[Start of Information provided]

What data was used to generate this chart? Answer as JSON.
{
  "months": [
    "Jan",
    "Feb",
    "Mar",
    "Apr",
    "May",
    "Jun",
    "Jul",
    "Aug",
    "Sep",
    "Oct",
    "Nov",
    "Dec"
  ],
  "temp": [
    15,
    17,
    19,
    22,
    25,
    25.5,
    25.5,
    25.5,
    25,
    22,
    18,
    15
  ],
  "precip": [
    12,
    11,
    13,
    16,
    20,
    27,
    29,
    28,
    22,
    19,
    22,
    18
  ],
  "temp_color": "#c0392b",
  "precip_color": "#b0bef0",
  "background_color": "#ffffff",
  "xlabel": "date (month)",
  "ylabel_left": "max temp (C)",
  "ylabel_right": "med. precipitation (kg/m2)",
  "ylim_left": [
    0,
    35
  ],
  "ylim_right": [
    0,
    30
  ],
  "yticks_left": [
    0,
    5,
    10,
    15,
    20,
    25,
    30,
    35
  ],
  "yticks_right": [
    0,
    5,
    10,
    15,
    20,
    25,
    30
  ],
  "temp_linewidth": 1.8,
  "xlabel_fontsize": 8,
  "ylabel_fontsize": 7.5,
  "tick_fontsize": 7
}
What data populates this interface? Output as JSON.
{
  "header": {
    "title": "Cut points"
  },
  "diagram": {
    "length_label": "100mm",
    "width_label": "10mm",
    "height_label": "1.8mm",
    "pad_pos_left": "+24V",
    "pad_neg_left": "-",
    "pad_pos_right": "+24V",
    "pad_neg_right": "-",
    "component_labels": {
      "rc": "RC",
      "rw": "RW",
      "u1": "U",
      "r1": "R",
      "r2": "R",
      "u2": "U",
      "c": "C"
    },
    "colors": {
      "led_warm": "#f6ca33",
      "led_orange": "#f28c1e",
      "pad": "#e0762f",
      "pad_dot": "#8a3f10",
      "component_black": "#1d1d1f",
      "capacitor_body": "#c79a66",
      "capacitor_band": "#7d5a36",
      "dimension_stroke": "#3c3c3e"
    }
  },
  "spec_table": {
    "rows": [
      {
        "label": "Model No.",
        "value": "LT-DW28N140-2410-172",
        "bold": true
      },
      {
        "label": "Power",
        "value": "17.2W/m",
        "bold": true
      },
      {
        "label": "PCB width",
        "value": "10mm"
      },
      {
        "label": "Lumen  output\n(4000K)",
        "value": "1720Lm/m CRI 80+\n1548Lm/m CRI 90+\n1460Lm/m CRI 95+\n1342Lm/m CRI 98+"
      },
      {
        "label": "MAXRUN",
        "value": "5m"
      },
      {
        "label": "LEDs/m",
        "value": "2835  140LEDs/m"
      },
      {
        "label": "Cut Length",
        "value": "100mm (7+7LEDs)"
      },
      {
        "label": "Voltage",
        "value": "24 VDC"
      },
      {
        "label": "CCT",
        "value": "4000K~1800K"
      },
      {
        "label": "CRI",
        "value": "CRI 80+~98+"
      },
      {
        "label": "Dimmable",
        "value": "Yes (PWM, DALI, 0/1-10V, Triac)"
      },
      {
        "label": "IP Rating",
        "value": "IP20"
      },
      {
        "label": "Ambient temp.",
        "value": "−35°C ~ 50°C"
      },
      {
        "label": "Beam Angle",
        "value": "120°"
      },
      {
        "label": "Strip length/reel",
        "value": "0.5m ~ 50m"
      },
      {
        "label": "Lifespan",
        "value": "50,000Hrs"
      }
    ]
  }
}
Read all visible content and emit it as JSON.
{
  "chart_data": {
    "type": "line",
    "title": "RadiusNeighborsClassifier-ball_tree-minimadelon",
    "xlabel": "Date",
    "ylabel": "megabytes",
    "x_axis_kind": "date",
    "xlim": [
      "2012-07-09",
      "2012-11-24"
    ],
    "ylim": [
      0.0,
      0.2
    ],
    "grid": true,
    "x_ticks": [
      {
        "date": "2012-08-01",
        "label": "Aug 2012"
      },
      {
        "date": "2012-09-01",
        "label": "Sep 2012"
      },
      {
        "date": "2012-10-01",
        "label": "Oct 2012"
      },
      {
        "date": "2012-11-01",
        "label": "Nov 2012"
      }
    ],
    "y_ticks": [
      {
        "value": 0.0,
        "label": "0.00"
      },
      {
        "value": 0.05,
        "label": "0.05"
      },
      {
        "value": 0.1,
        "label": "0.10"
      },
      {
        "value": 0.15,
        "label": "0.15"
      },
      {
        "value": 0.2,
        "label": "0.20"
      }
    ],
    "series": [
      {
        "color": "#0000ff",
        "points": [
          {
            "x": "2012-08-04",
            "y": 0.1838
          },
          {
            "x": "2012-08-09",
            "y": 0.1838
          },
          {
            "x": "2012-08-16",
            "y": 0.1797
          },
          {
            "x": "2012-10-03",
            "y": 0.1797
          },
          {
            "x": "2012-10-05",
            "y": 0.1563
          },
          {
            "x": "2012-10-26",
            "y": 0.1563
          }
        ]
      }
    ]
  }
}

[End of Information provided]

Please restate the records in full, word for word.

What data was used to generate this chart? Answer as JSON.
{
  "months": [
    "Jan",
    "Feb",
    "Mar",
    "Apr",
    "May",
    "Jun",
    "Jul",
    "Aug",
    "Sep",
    "Oct",
    "Nov",
    "Dec"
  ],
  "temp": [
    15,
    17,
    19,
    22,
    25,
    25.5,
    25.5,
    25.5,
    25,
    22,
    18,
    15
  ],
  "precip": [
    12,
    11,
    13,
    16,
    20,
    27,
    29,
    28,
    22,
    19,
    22,
    18
  ],
  "temp_color": "#c0392b",
  "precip_color": "#b0bef0",
  "background_color": "#ffffff",
  "xlabel": "date (month)",
  "ylabel_left": "max temp (C)",
  "ylabel_right": "med. precipitation (kg/m2)",
  "ylim_left": [
    0,
    35
  ],
  "ylim_right": [
    0,
    30
  ],
  "yticks_left": [
    0,
    5,
    10,
    15,
    20,
    25,
    30,
    35
  ],
  "yticks_right": [
    0,
    5,
    10,
    15,
    20,
    25,
    30
  ],
  "temp_linewidth": 1.8,
  "xlabel_fontsize": 8,
  "ylabel_fontsize": 7.5,
  "tick_fontsize": 7
}
What data populates this interface? Output as JSON.
{
  "header": {
    "title": "Cut points"
  },
  "diagram": {
    "length_label": "100mm",
    "width_label": "10mm",
    "height_label": "1.8mm",
    "pad_pos_left": "+24V",
    "pad_neg_left": "-",
    "pad_pos_right": "+24V",
    "pad_neg_right": "-",
    "component_labels": {
      "rc": "RC",
      "rw": "RW",
      "u1": "U",
      "r1": "R",
      "r2": "R",
      "u2": "U",
      "c": "C"
    },
    "colors": {
      "led_warm": "#f6ca33",
      "led_orange": "#f28c1e",
      "pad": "#e0762f",
      "pad_dot": "#8a3f10",
      "component_black": "#1d1d1f",
      "capacitor_body": "#c79a66",
      "capacitor_band": "#7d5a36",
      "dimension_stroke": "#3c3c3e"
    }
  },
  "spec_table": {
    "rows": [
      {
        "label": "Model No.",
        "value": "LT-DW28N140-2410-172",
        "bold": true
      },
      {
        "label": "Power",
        "value": "17.2W/m",
        "bold": true
      },
      {
        "label": "PCB width",
        "value": "10mm"
      },
      {
        "label": "Lumen  output\n(4000K)",
        "value": "1720Lm/m CRI 80+\n1548Lm/m CRI 90+\n1460Lm/m CRI 95+\n1342Lm/m CRI 98+"
      },
      {
        "label": "MAXRUN",
        "value": "5m"
      },
      {
        "label": "LEDs/m",
        "value": "2835  140LEDs/m"
      },
      {
        "label": "Cut Length",
        "value": "100mm (7+7LEDs)"
      },
      {
        "label": "Voltage",
        "value": "24 VDC"
      },
      {
        "label": "CCT",
        "value": "4000K~1800K"
      },
      {
        "label": "CRI",
        "value": "CRI 80+~98+"
      },
      {
        "label": "Dimmable",
        "value": "Yes (PWM, DALI, 0/1-10V, Triac)"
      },
      {
        "label": "IP Rating",
        "value": "IP20"
      },
      {
        "label": "Ambient temp.",
        "value": "−35°C ~ 50°C"
      },
      {
        "label": "Beam Angle",
        "value": "120°"
      },
      {
        "label": "Strip length/reel",
        "value": "0.5m ~ 50m"
      },
      {
        "label": "Lifespan",
        "value": "50,000Hrs"
      }
    ]
  }
}
Read all visible content and emit it as JSON.
{
  "chart_data": {
    "type": "line",
    "title": "RadiusNeighborsClassifier-ball_tree-minimadelon",
    "xlabel": "Date",
    "ylabel": "megabytes",
    "x_axis_kind": "date",
    "xlim": [
      "2012-07-09",
      "2012-11-24"
    ],
    "ylim": [
      0.0,
      0.2
    ],
    "grid": true,
    "x_ticks": [
      {
        "date": "2012-08-01",
        "label": "Aug 2012"
      },
      {
        "date": "2012-09-01",
        "label": "Sep 2012"
      },
      {
        "date": "2012-10-01",
        "label": "Oct 2012"
      },
      {
        "date": "2012-11-01",
        "label": "Nov 2012"
      }
    ],
    "y_ticks": [
      {
        "value": 0.0,
        "label": "0.00"
      },
      {
        "value": 0.05,
        "label": "0.05"
      },
      {
        "value": 0.1,
        "label": "0.10"
      },
      {
        "value": 0.15,
        "label": "0.15"
      },
      {
        "value": 0.2,
        "label": "0.20"
      }
    ],
    "series": [
      {
        "color": "#0000ff",
        "points": [
          {
            "x": "2012-08-04",
            "y": 0.1838
          },
          {
            "x": "2012-08-09",
            "y": 0.1838
          },
          {
            "x": "2012-08-16",
            "y": 0.1797
          },
          {
            "x": "2012-10-03",
            "y": 0.1797
          },
          {
            "x": "2012-10-05",
            "y": 0.1563
          },
          {
            "x": "2012-10-26",
            "y": 0.1563
          }
        ]
      }
    ]
  }
}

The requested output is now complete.